Exercise brief -> Answer with one number: how many lines hold the string "expressif".
====== Available data
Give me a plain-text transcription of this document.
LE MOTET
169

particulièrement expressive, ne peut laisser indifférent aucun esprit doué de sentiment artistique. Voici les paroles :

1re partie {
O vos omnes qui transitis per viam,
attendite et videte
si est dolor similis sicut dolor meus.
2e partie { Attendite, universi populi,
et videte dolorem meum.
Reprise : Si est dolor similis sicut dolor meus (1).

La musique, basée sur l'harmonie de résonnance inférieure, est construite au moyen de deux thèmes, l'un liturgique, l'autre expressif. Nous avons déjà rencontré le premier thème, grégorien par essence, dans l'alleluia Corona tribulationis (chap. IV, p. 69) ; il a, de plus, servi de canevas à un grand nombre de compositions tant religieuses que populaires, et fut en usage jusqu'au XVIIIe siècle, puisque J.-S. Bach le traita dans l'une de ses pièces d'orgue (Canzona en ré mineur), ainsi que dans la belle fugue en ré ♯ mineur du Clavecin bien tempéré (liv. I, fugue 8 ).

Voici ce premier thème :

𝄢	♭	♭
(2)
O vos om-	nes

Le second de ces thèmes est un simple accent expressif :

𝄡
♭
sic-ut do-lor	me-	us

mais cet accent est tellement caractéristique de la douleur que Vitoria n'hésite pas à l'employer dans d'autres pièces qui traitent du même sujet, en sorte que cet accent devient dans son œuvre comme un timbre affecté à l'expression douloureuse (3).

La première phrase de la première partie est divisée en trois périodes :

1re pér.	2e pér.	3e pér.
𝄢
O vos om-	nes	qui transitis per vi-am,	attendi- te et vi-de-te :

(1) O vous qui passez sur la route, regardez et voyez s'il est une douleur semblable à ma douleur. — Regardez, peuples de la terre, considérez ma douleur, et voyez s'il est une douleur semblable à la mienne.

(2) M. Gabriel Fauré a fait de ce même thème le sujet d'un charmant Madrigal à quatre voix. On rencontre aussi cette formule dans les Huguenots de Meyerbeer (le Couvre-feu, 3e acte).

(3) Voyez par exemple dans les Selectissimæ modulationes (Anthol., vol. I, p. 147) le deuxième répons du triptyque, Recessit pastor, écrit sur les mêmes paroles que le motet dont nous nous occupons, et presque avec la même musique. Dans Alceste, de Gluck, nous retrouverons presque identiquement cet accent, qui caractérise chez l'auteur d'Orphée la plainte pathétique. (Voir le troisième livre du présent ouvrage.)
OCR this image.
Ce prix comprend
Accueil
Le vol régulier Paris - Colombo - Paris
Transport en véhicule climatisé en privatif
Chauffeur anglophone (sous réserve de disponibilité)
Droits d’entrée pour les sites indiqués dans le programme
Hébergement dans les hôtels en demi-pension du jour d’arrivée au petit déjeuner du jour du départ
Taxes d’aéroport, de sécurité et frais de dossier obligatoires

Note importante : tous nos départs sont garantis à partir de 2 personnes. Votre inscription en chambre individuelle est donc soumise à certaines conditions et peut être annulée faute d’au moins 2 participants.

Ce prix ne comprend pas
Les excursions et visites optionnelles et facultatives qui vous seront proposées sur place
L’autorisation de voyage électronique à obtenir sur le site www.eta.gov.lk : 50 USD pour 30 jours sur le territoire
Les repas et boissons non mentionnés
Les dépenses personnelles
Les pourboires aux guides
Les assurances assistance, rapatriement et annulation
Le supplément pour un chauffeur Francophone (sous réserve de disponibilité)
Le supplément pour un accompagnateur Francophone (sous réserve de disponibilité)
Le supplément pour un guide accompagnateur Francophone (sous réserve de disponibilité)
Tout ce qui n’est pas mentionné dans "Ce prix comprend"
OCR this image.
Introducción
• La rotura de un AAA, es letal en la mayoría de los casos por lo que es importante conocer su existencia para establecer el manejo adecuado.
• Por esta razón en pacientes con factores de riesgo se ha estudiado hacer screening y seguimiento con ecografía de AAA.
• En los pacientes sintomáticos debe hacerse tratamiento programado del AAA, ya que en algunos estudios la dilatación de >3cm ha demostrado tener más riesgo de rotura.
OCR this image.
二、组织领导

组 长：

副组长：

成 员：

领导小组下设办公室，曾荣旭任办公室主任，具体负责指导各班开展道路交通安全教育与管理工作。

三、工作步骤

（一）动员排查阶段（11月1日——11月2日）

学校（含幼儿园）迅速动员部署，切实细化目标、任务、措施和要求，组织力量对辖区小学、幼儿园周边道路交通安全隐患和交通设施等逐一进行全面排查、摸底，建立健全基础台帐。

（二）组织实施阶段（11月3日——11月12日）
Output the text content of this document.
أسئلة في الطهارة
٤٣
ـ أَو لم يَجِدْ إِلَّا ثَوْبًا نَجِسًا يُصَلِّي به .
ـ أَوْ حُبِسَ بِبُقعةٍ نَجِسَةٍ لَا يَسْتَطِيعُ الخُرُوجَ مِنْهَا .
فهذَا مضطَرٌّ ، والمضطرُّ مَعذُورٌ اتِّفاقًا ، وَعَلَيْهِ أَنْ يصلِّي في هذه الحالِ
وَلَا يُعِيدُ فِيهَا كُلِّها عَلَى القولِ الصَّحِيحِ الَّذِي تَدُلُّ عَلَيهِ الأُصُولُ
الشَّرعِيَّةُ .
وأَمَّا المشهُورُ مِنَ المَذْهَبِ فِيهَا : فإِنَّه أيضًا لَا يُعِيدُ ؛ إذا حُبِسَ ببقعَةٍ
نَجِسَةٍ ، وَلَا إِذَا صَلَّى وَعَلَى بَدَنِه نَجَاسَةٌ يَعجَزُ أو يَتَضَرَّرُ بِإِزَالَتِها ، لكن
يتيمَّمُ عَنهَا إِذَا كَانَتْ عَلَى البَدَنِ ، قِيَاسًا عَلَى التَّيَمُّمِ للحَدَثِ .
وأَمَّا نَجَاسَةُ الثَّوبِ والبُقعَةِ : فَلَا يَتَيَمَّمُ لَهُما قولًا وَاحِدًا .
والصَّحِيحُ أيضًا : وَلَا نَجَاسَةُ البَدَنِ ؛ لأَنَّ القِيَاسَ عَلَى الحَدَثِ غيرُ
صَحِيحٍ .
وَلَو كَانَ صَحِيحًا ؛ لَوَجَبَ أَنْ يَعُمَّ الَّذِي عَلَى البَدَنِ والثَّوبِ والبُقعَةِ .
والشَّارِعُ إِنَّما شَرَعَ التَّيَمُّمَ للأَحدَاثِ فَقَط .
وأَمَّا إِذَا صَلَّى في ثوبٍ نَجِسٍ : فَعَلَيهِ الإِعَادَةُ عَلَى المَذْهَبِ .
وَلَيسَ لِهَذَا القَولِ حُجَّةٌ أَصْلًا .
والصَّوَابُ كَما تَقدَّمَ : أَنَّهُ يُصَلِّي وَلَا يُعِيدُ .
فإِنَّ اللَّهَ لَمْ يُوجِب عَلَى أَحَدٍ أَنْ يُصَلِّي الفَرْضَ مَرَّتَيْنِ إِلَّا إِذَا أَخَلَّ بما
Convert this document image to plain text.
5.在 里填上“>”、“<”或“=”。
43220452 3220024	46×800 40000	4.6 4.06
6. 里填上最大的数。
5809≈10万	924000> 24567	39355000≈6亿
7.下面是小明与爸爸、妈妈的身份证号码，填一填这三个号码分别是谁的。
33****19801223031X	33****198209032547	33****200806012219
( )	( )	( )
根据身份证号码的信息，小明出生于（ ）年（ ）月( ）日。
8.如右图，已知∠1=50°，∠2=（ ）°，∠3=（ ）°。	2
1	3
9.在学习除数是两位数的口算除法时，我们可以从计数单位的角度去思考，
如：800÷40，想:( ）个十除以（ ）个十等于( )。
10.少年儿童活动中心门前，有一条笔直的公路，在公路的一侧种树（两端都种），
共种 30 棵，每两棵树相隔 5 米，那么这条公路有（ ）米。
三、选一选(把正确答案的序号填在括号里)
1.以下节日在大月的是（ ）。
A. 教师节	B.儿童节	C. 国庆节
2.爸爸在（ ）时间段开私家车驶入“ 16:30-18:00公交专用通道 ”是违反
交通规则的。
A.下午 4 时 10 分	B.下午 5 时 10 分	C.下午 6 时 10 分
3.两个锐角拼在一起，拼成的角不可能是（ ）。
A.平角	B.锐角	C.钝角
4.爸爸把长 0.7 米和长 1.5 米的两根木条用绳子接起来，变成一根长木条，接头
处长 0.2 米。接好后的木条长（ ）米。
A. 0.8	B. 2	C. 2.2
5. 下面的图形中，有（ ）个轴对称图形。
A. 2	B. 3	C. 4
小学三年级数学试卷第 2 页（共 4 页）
============
Task result -> 2